◆ Task description
All records below must be retyped exactly.

◆ Dataset entries
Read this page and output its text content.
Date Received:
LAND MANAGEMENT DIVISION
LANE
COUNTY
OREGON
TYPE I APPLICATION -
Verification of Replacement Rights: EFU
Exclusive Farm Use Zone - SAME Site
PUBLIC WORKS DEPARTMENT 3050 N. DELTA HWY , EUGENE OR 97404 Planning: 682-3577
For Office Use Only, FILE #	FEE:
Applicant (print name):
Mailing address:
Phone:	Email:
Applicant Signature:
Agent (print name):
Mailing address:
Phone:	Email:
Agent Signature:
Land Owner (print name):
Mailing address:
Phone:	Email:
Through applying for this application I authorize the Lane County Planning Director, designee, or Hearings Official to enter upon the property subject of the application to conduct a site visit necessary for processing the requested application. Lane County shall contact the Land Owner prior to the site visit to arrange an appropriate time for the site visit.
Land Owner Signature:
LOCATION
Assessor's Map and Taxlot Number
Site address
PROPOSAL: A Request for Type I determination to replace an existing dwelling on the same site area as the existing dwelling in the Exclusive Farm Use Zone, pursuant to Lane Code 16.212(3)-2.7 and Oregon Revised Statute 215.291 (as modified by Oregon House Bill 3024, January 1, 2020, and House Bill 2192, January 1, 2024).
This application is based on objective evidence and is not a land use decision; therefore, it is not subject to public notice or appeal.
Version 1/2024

◆ Correct result
Read this page and output its text content.
Date Received:
LAND MANAGEMENT DIVISION
LANE
COUNTY
OREGON
TYPE I APPLICATION -
Verification of Replacement Rights: EFU
Exclusive Farm Use Zone - SAME Site
PUBLIC WORKS DEPARTMENT 3050 N. DELTA HWY , EUGENE OR 97404 Planning: 682-3577
For Office Use Only, FILE #	FEE:
Applicant (print name):
Mailing address:
Phone:	Email:
Applicant Signature:
Agent (print name):
Mailing address:
Phone:	Email:
Agent Signature:
Land Owner (print name):
Mailing address:
Phone:	Email:
Through applying for this application I authorize the Lane County Planning Director, designee, or Hearings Official to enter upon the property subject of the application to conduct a site visit necessary for processing the requested application. Lane County shall contact the Land Owner prior to the site visit to arrange an appropriate time for the site visit.
Land Owner Signature:
LOCATION
Assessor's Map and Taxlot Number
Site address
PROPOSAL: A Request for Type I determination to replace an existing dwelling on the same site area as the existing dwelling in the Exclusive Farm Use Zone, pursuant to Lane Code 16.212(3)-2.7 and Oregon Revised Statute 215.291 (as modified by Oregon House Bill 3024, January 1, 2020, and House Bill 2192, January 1, 2024).
This application is based on objective evidence and is not a land use decision; therefore, it is not subject to public notice or appeal.
Version 1/2024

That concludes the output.